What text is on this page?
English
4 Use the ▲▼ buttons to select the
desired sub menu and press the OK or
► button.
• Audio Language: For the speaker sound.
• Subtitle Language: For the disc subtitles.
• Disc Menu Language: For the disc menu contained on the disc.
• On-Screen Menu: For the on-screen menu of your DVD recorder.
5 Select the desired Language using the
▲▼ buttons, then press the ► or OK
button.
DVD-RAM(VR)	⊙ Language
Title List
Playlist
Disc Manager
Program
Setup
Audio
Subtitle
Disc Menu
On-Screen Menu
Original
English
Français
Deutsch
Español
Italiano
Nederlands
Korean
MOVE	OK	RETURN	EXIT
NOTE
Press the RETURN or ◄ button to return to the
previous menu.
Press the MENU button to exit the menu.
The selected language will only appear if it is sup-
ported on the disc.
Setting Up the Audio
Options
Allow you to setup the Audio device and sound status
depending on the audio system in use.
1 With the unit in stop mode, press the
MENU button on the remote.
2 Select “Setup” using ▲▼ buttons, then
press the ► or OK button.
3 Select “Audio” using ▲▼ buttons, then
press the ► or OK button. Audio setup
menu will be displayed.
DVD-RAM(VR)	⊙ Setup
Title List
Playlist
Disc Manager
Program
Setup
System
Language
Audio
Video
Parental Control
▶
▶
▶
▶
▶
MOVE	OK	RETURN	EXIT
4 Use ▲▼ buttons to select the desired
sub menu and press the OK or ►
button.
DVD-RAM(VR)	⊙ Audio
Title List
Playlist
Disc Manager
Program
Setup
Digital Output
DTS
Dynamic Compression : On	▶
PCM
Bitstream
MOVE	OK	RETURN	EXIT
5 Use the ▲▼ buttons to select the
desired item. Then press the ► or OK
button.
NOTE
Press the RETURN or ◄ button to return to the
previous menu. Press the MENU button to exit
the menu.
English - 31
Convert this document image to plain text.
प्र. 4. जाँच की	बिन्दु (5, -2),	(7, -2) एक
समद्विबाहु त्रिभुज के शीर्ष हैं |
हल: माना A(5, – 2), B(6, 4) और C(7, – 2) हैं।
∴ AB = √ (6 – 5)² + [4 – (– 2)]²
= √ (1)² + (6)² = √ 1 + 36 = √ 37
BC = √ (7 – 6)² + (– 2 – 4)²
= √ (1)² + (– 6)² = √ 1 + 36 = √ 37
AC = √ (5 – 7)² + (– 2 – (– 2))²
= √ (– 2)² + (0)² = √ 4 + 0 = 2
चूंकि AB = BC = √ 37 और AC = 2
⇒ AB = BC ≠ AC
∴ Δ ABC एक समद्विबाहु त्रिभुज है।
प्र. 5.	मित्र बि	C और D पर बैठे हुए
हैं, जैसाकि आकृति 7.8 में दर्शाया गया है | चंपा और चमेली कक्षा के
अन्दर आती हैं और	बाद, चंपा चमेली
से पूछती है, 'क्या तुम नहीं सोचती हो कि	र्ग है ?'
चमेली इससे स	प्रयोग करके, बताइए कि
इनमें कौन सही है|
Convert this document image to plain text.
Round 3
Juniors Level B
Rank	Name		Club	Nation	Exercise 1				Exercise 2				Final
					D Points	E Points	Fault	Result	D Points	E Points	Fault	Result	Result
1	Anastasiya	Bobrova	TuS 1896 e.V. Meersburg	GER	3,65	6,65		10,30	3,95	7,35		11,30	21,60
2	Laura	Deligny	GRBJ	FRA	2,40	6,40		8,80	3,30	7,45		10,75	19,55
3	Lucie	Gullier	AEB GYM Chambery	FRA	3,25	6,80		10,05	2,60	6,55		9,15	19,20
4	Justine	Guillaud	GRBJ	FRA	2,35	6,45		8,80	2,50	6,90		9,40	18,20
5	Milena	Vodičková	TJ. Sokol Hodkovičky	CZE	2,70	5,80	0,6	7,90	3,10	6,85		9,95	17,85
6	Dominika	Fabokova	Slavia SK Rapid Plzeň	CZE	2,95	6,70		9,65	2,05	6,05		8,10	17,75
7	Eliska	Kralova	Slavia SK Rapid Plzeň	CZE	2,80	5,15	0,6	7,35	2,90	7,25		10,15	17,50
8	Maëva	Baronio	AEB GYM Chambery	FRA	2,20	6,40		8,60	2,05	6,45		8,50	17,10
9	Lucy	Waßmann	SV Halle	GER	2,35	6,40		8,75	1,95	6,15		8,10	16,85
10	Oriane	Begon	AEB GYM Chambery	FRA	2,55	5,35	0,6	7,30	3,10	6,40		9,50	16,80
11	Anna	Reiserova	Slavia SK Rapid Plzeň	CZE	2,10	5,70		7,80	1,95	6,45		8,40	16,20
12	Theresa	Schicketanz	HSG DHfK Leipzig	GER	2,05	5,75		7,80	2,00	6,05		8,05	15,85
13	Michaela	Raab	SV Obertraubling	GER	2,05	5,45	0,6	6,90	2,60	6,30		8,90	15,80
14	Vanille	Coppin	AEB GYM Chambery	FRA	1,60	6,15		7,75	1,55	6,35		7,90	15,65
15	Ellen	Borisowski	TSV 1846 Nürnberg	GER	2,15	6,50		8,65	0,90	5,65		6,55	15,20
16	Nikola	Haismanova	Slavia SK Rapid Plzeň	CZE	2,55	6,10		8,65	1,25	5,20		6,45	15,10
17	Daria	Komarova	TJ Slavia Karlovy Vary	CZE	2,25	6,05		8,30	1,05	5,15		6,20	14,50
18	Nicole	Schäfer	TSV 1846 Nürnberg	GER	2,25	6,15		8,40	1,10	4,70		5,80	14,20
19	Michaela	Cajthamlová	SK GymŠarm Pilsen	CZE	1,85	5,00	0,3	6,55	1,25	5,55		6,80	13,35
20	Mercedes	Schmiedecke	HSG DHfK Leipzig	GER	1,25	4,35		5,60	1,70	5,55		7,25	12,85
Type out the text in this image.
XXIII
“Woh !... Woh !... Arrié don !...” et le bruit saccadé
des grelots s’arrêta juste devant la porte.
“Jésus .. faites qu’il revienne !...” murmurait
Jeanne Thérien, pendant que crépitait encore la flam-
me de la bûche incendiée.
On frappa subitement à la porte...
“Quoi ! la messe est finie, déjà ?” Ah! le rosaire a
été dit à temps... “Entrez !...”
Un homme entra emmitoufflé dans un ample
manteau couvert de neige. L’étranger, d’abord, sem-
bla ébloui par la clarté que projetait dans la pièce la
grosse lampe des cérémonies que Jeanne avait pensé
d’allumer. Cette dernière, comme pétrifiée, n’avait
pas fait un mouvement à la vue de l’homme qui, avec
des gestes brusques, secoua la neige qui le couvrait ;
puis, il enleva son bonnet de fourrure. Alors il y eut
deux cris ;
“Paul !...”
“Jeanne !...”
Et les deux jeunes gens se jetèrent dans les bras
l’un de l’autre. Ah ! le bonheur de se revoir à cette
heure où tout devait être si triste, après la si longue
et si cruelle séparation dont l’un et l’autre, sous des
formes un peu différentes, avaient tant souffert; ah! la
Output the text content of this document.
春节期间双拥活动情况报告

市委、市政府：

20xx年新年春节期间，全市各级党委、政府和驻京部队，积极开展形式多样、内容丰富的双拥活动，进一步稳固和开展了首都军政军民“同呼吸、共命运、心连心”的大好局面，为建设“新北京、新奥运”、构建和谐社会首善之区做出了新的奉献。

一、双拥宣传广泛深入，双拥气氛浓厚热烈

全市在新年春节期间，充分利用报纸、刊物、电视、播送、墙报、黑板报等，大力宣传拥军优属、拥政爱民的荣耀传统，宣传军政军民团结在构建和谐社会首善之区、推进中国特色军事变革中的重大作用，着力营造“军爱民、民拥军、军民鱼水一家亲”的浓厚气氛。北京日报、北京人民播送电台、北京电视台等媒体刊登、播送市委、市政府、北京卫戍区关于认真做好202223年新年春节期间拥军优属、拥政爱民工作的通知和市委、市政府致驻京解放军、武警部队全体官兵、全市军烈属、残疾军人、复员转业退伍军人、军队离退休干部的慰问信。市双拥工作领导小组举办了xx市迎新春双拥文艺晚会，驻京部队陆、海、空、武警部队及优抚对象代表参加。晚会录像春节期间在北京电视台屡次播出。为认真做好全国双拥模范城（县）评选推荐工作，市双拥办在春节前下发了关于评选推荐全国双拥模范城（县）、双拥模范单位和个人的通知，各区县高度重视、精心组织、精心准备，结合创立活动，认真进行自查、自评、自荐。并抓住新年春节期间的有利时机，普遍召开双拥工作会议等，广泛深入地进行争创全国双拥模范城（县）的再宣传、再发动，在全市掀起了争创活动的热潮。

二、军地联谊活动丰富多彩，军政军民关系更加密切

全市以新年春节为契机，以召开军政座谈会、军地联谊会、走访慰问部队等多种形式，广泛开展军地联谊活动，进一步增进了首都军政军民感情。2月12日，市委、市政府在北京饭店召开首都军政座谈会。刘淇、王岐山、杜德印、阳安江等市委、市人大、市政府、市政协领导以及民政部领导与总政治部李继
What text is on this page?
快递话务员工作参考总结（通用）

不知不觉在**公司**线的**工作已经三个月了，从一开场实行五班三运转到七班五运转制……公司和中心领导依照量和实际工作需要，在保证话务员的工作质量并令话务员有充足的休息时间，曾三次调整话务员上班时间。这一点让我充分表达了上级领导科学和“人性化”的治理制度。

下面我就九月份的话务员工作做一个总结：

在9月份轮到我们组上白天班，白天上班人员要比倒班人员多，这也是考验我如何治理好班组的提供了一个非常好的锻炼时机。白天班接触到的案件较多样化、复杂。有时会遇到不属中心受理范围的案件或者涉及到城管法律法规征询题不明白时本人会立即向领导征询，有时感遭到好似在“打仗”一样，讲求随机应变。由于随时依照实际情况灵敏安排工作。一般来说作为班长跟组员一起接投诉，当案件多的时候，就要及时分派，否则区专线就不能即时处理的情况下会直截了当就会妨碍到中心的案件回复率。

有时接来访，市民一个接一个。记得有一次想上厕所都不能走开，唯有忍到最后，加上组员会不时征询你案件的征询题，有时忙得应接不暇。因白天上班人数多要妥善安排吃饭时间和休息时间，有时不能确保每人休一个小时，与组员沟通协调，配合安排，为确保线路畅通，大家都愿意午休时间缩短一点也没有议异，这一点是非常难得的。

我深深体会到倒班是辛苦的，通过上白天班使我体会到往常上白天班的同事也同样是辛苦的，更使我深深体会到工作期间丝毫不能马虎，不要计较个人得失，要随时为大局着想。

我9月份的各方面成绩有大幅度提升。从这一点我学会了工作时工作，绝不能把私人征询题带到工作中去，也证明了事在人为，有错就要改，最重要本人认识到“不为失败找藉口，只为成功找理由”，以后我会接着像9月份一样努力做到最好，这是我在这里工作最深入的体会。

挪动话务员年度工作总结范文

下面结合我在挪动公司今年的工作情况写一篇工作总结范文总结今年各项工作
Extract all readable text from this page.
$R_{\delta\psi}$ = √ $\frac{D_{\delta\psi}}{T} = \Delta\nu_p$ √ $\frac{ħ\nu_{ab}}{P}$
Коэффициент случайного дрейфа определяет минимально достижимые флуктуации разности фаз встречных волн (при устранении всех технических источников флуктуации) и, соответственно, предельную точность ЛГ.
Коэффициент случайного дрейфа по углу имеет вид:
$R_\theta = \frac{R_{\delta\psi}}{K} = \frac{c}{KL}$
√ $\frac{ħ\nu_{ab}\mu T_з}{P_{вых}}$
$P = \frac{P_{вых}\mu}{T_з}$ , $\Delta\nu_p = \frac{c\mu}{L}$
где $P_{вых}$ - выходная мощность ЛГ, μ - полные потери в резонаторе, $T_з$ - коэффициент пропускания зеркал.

□ □ □ □ □

- _To be done_
In the listing, find all lines with the string "dans" and copy them.

- _Exercise solution_
Un homme entra emmitoufflé dans un ample
bla ébloui par la clarté que projetait dans la pièce la
Et les deux jeunes gens se jetèrent dans les bras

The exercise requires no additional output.